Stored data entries
• • •

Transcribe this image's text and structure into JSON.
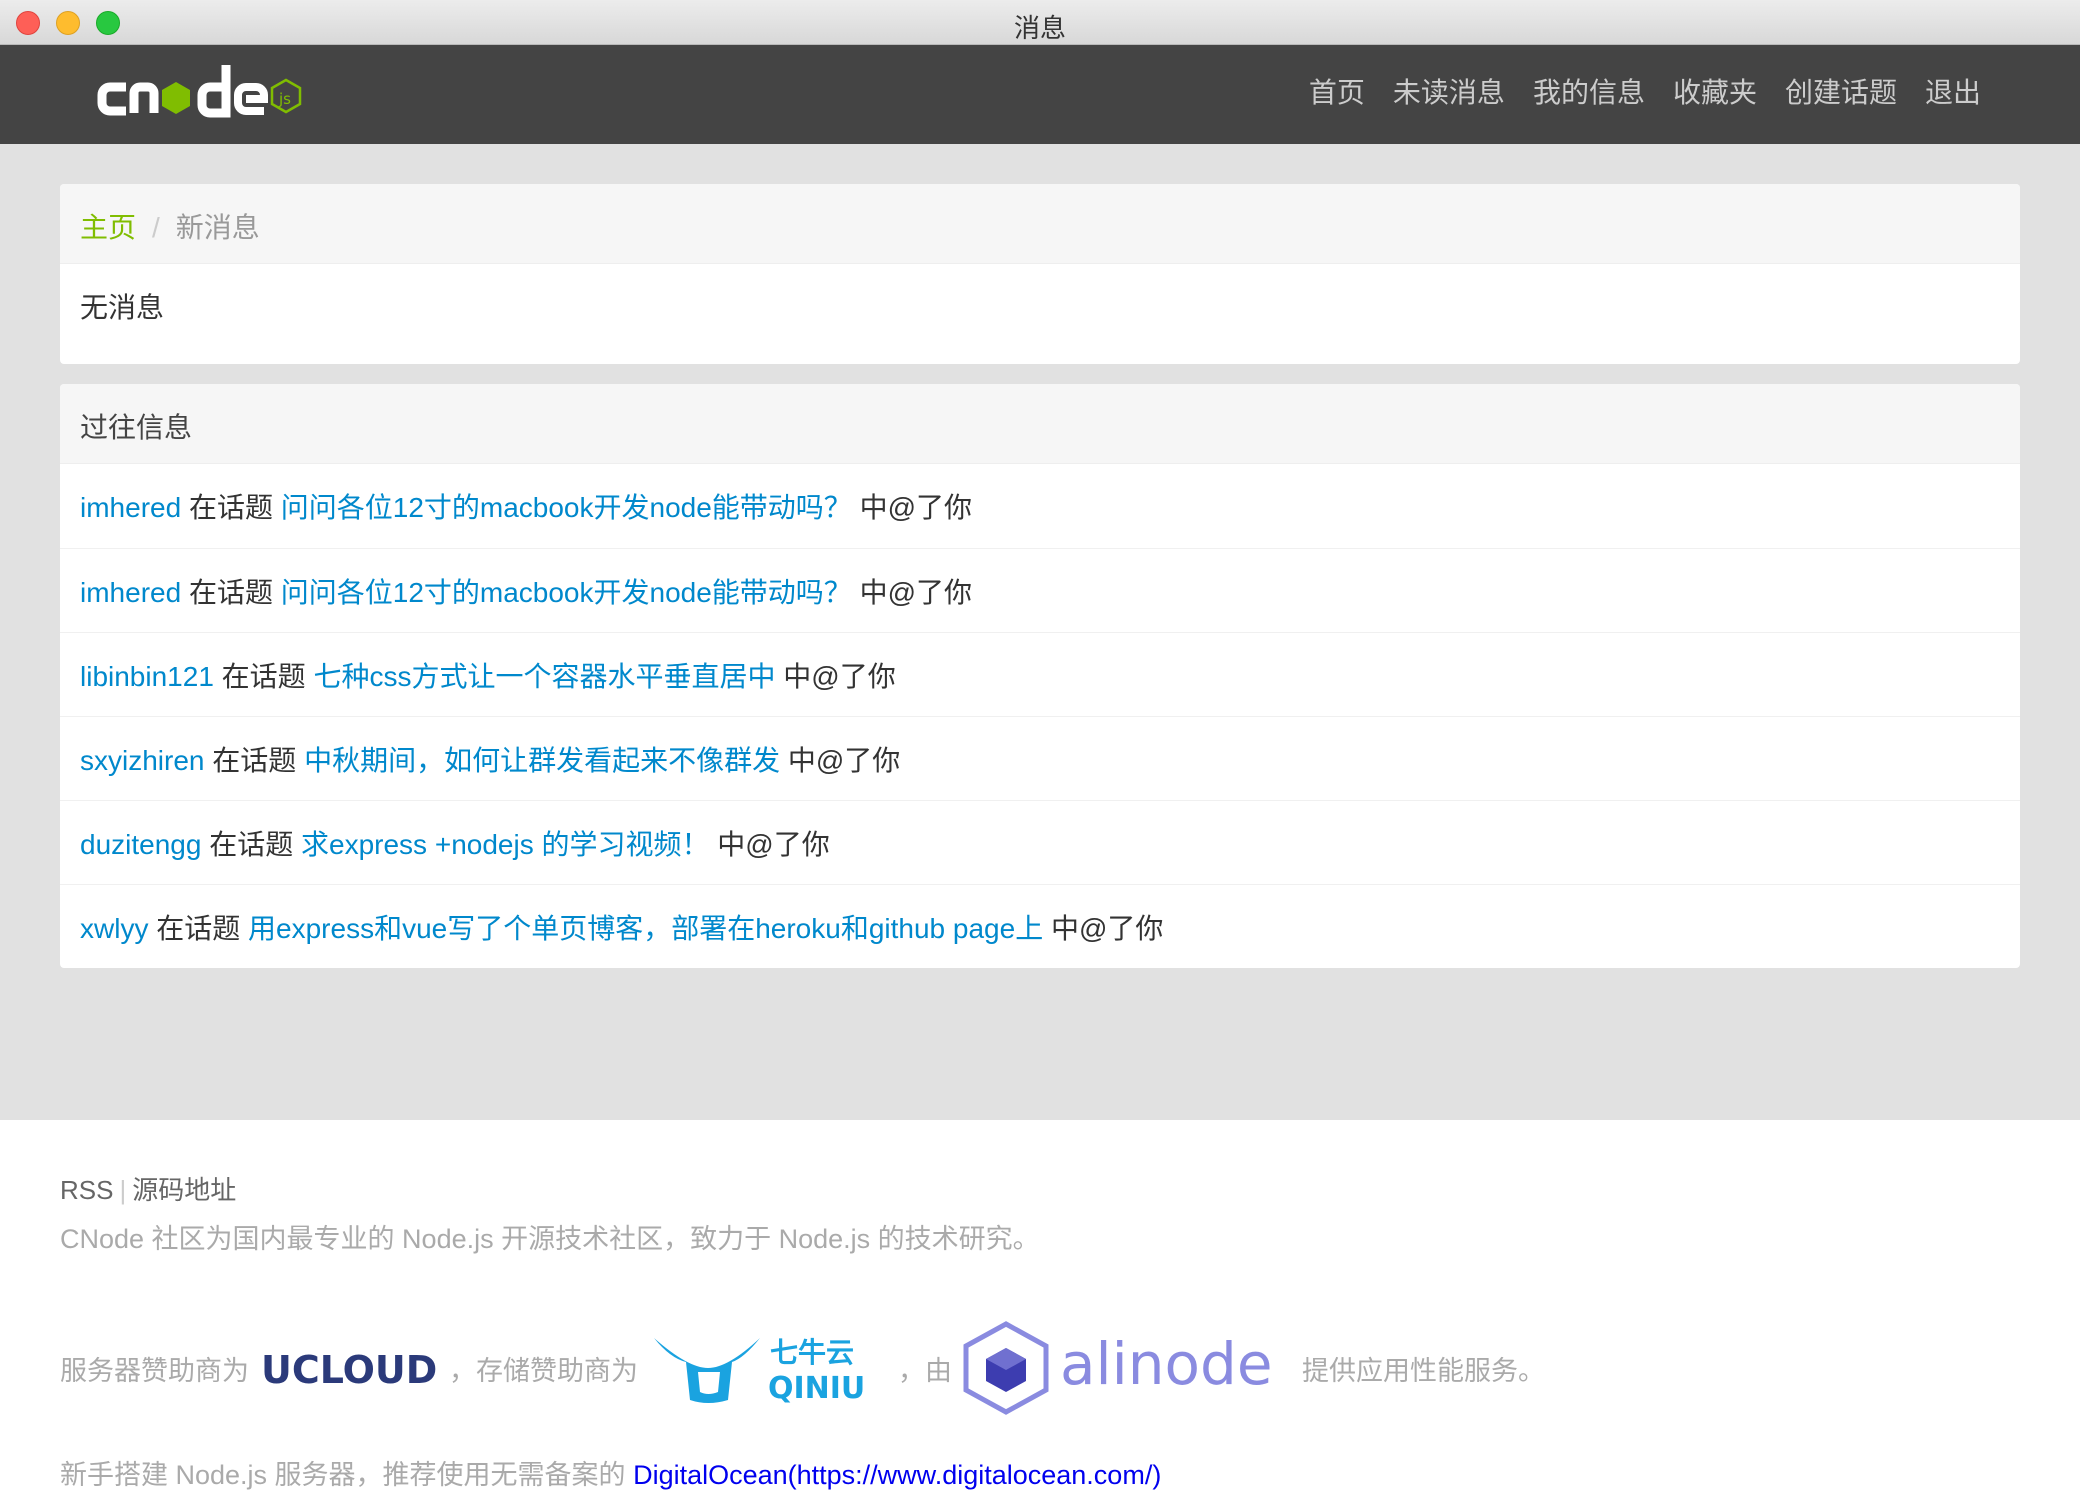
{
  "window": {
    "title": "消息"
  },
  "navbar": {
    "logo_alt": "cnode js",
    "links": [
      "首页",
      "未读消息",
      "我的信息",
      "收藏夹",
      "创建话题",
      "退出"
    ]
  },
  "breadcrumb": {
    "home": "主页",
    "separator": "/",
    "current": "新消息"
  },
  "new_messages": {
    "empty_text": "无消息"
  },
  "past_messages": {
    "title": "过往信息",
    "items": [
      {
        "user": "imhered",
        "connector": "在话题",
        "topic": "问问各位12寸的macbook开发node能带动吗？",
        "suffix": "中@了你"
      },
      {
        "user": "imhered",
        "connector": "在话题",
        "topic": "问问各位12寸的macbook开发node能带动吗？",
        "suffix": "中@了你"
      },
      {
        "user": "libinbin121",
        "connector": "在话题",
        "topic": "七种css方式让一个容器水平垂直居中",
        "suffix": "中@了你"
      },
      {
        "user": "sxyizhiren",
        "connector": "在话题",
        "topic": "中秋期间，如何让群发看起来不像群发",
        "suffix": "中@了你"
      },
      {
        "user": "duzitengg",
        "connector": "在话题",
        "topic": "求express +nodejs 的学习视频！",
        "suffix": "中@了你"
      },
      {
        "user": "xwlyy",
        "connector": "在话题",
        "topic": "用express和vue写了个单页博客，部署在heroku和github page上",
        "suffix": "中@了你"
      }
    ]
  },
  "footer": {
    "rss": "RSS",
    "divider": "|",
    "source": "源码地址",
    "description": "CNode 社区为国内最专业的 Node.js 开源技术社区，致力于 Node.js 的技术研究。",
    "sponsor_prefix": "服务器赞助商为",
    "ucloud": "UCLOUD",
    "storage_prefix": "，存储赞助商为",
    "qiniu_cn": "七牛云",
    "qiniu_en": "QINIU",
    "by_prefix": "，由",
    "alinode": "alinode",
    "perf_suffix": "提供应用性能服务。",
    "do_prefix": "新手搭建 Node.js 服务器，推荐使用无需备案的",
    "do_link": "DigitalOcean(https://www.digitalocean.com/)"
  },
  "colors": {
    "navbar": "#444444",
    "link_blue": "#0088cc",
    "breadcrumb_green": "#80bd01",
    "node_green": "#80bd01"
  }
}
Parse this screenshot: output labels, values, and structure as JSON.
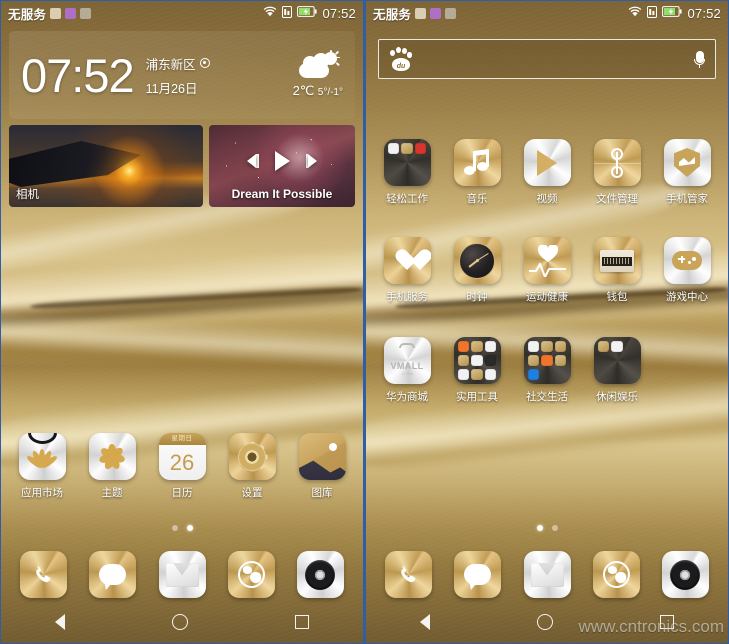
{
  "colors": {
    "accent_gold": "#c9a459",
    "wallpaper_top": "#7d6436",
    "wallpaper_mid": "#d8c289",
    "text_white": "#ffffff",
    "frame_blue": "#2e5ea8"
  },
  "status_bar": {
    "carrier": "无服务",
    "notif_icons": [
      "sim-card-icon",
      "sync-icon",
      "app-notification-icon"
    ],
    "wifi_icon": "wifi-icon",
    "signal_icon": "sim-signal-icon",
    "battery_icon": "battery-charging-icon",
    "clock": "07:52"
  },
  "left_panel": {
    "clock_widget": {
      "time": "07:52",
      "location": "浦东新区",
      "location_icon": "location-pin-icon",
      "date": "11月26日",
      "weather_icon": "partly-cloudy-icon",
      "temp_current": "2℃",
      "temp_range": "5°/-1°"
    },
    "cards": [
      {
        "name": "camera-card",
        "label": "相机",
        "icon": "airplane-sunset-photo"
      },
      {
        "name": "music-card",
        "label": "Dream It Possible",
        "controls": [
          "previous-track-icon",
          "play-icon",
          "next-track-icon"
        ]
      }
    ],
    "apps": [
      {
        "label": "应用市场",
        "icon": "huawei-appgallery-icon",
        "style": "silver"
      },
      {
        "label": "主题",
        "icon": "themes-flower-icon",
        "style": "silver"
      },
      {
        "label": "日历",
        "icon": "calendar-icon",
        "style": "calendar",
        "cal_header": "星期日",
        "cal_day": "26"
      },
      {
        "label": "设置",
        "icon": "settings-gear-icon",
        "style": "gold"
      },
      {
        "label": "图库",
        "icon": "gallery-icon",
        "style": "gallery"
      }
    ],
    "page_dots": {
      "count": 2,
      "active": 1
    }
  },
  "right_panel": {
    "search": {
      "logo_icon": "baidu-paw-icon",
      "logo_text": "du",
      "placeholder": "",
      "value": "",
      "mic_icon": "microphone-icon"
    },
    "apps_rows": [
      [
        {
          "label": "轻松工作",
          "icon": "folder-work-icon",
          "style": "folder-dark-3"
        },
        {
          "label": "音乐",
          "icon": "music-note-icon",
          "style": "gold"
        },
        {
          "label": "视频",
          "icon": "video-play-icon",
          "style": "silver"
        },
        {
          "label": "文件管理",
          "icon": "file-manager-icon",
          "style": "gold"
        },
        {
          "label": "手机管家",
          "icon": "phone-manager-shield-icon",
          "style": "silver"
        }
      ],
      [
        {
          "label": "手机服务",
          "icon": "phone-service-heart-icon",
          "style": "gold"
        },
        {
          "label": "时钟",
          "icon": "clock-icon",
          "style": "gold"
        },
        {
          "label": "运动健康",
          "icon": "health-heartbeat-icon",
          "style": "gold"
        },
        {
          "label": "钱包",
          "icon": "wallet-icon",
          "style": "gold"
        },
        {
          "label": "游戏中心",
          "icon": "game-center-gamepad-icon",
          "style": "silver"
        }
      ],
      [
        {
          "label": "华为商城",
          "icon": "vmall-bag-icon",
          "style": "vmall"
        },
        {
          "label": "实用工具",
          "icon": "folder-tools-icon",
          "style": "folder-dark-9"
        },
        {
          "label": "社交生活",
          "icon": "folder-social-icon",
          "style": "folder-dark-7"
        },
        {
          "label": "休闲娱乐",
          "icon": "folder-leisure-icon",
          "style": "folder-dark-2"
        }
      ]
    ],
    "page_dots": {
      "count": 2,
      "active": 0
    }
  },
  "dock": [
    {
      "label": "phone",
      "icon": "phone-handset-icon",
      "style": "gold"
    },
    {
      "label": "messaging",
      "icon": "message-bubble-icon",
      "style": "gold"
    },
    {
      "label": "email",
      "icon": "envelope-icon",
      "style": "silver"
    },
    {
      "label": "browser",
      "icon": "globe-browser-icon",
      "style": "gold"
    },
    {
      "label": "camera",
      "icon": "camera-lens-icon",
      "style": "silver"
    }
  ],
  "navbar": [
    {
      "name": "back-button",
      "icon": "back-triangle-icon"
    },
    {
      "name": "home-button",
      "icon": "home-circle-icon"
    },
    {
      "name": "recents-button",
      "icon": "recents-square-icon"
    }
  ],
  "watermark": "www.cntronics.com"
}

• • •

■ **Written exercise**
Copy all the records above exactly, but leave out the pictures.

■ **Task response**
Transcribe this image's text and structure into JSON.
{
  "window": {
    "title": "消息"
  },
  "navbar": {
    "logo_alt": "cnode js",
    "links": [
      "首页",
      "未读消息",
      "我的信息",
      "收藏夹",
      "创建话题",
      "退出"
    ]
  },
  "breadcrumb": {
    "home": "主页",
    "separator": "/",
    "current": "新消息"
  },
  "new_messages": {
    "empty_text": "无消息"
  },
  "past_messages": {
    "title": "过往信息",
    "items": [
      {
        "user": "imhered",
        "connector": "在话题",
        "topic": "问问各位12寸的macbook开发node能带动吗？",
        "suffix": "中@了你"
      },
      {
        "user": "imhered",
        "connector": "在话题",
        "topic": "问问各位12寸的macbook开发node能带动吗？",
        "suffix": "中@了你"
      },
      {
        "user": "libinbin121",
        "connector": "在话题",
        "topic": "七种css方式让一个容器水平垂直居中",
        "suffix": "中@了你"
      },
      {
        "user": "sxyizhiren",
        "connector": "在话题",
        "topic": "中秋期间，如何让群发看起来不像群发",
        "suffix": "中@了你"
      },
      {
        "user": "duzitengg",
        "connector": "在话题",
        "topic": "求express +nodejs 的学习视频！",
        "suffix": "中@了你"
      },
      {
        "user": "xwlyy",
        "connector": "在话题",
        "topic": "用express和vue写了个单页博客，部署在heroku和github page上",
        "suffix": "中@了你"
      }
    ]
  },
  "footer": {
    "rss": "RSS",
    "divider": "|",
    "source": "源码地址",
    "description": "CNode 社区为国内最专业的 Node.js 开源技术社区，致力于 Node.js 的技术研究。",
    "sponsor_prefix": "服务器赞助商为",
    "ucloud": "UCLOUD",
    "storage_prefix": "，存储赞助商为",
    "qiniu_cn": "七牛云",
    "qiniu_en": "QINIU",
    "by_prefix": "，由",
    "alinode": "alinode",
    "perf_suffix": "提供应用性能服务。",
    "do_prefix": "新手搭建 Node.js 服务器，推荐使用无需备案的",
    "do_link": "DigitalOcean(https://www.digitalocean.com/)"
  },
  "colors": {
    "navbar": "#444444",
    "link_blue": "#0088cc",
    "breadcrumb_green": "#80bd01",
    "node_green": "#80bd01"
  }
}
Parse this screenshot: output labels, values, and structure as JSON.
{
  "colors": {
    "accent_gold": "#c9a459",
    "wallpaper_top": "#7d6436",
    "wallpaper_mid": "#d8c289",
    "text_white": "#ffffff",
    "frame_blue": "#2e5ea8"
  },
  "status_bar": {
    "carrier": "无服务",
    "notif_icons": [
      "sim-card-icon",
      "sync-icon",
      "app-notification-icon"
    ],
    "wifi_icon": "wifi-icon",
    "signal_icon": "sim-signal-icon",
    "battery_icon": "battery-charging-icon",
    "clock": "07:52"
  },
  "left_panel": {
    "clock_widget": {
      "time": "07:52",
      "location": "浦东新区",
      "location_icon": "location-pin-icon",
      "date": "11月26日",
      "weather_icon": "partly-cloudy-icon",
      "temp_current": "2℃",
      "temp_range": "5°/-1°"
    },
    "cards": [
      {
        "name": "camera-card",
        "label": "相机",
        "icon": "airplane-sunset-photo"
      },
      {
        "name": "music-card",
        "label": "Dream It Possible",
        "controls": [
          "previous-track-icon",
          "play-icon",
          "next-track-icon"
        ]
      }
    ],
    "apps": [
      {
        "label": "应用市场",
        "icon": "huawei-appgallery-icon",
        "style": "silver"
      },
      {
        "label": "主题",
        "icon": "themes-flower-icon",
        "style": "silver"
      },
      {
        "label": "日历",
        "icon": "calendar-icon",
        "style": "calendar",
        "cal_header": "星期日",
        "cal_day": "26"
      },
      {
        "label": "设置",
        "icon": "settings-gear-icon",
        "style": "gold"
      },
      {
        "label": "图库",
        "icon": "gallery-icon",
        "style": "gallery"
      }
    ],
    "page_dots": {
      "count": 2,
      "active": 1
    }
  },
  "right_panel": {
    "search": {
      "logo_icon": "baidu-paw-icon",
      "logo_text": "du",
      "placeholder": "",
      "value": "",
      "mic_icon": "microphone-icon"
    },
    "apps_rows": [
      [
        {
          "label": "轻松工作",
          "icon": "folder-work-icon",
          "style": "folder-dark-3"
        },
        {
          "label": "音乐",
          "icon": "music-note-icon",
          "style": "gold"
        },
        {
          "label": "视频",
          "icon": "video-play-icon",
          "style": "silver"
        },
        {
          "label": "文件管理",
          "icon": "file-manager-icon",
          "style": "gold"
        },
        {
          "label": "手机管家",
          "icon": "phone-manager-shield-icon",
          "style": "silver"
        }
      ],
      [
        {
          "label": "手机服务",
          "icon": "phone-service-heart-icon",
          "style": "gold"
        },
        {
          "label": "时钟",
          "icon": "clock-icon",
          "style": "gold"
        },
        {
          "label": "运动健康",
          "icon": "health-heartbeat-icon",
          "style": "gold"
        },
        {
          "label": "钱包",
          "icon": "wallet-icon",
          "style": "gold"
        },
        {
          "label": "游戏中心",
          "icon": "game-center-gamepad-icon",
          "style": "silver"
        }
      ],
      [
        {
          "label": "华为商城",
          "icon": "vmall-bag-icon",
          "style": "vmall"
        },
        {
          "label": "实用工具",
          "icon": "folder-tools-icon",
          "style": "folder-dark-9"
        },
        {
          "label": "社交生活",
          "icon": "folder-social-icon",
          "style": "folder-dark-7"
        },
        {
          "label": "休闲娱乐",
          "icon": "folder-leisure-icon",
          "style": "folder-dark-2"
        }
      ]
    ],
    "page_dots": {
      "count": 2,
      "active": 0
    }
  },
  "dock": [
    {
      "label": "phone",
      "icon": "phone-handset-icon",
      "style": "gold"
    },
    {
      "label": "messaging",
      "icon": "message-bubble-icon",
      "style": "gold"
    },
    {
      "label": "email",
      "icon": "envelope-icon",
      "style": "silver"
    },
    {
      "label": "browser",
      "icon": "globe-browser-icon",
      "style": "gold"
    },
    {
      "label": "camera",
      "icon": "camera-lens-icon",
      "style": "silver"
    }
  ],
  "navbar": [
    {
      "name": "back-button",
      "icon": "back-triangle-icon"
    },
    {
      "name": "home-button",
      "icon": "home-circle-icon"
    },
    {
      "name": "recents-button",
      "icon": "recents-square-icon"
    }
  ],
  "watermark": "www.cntronics.com"
}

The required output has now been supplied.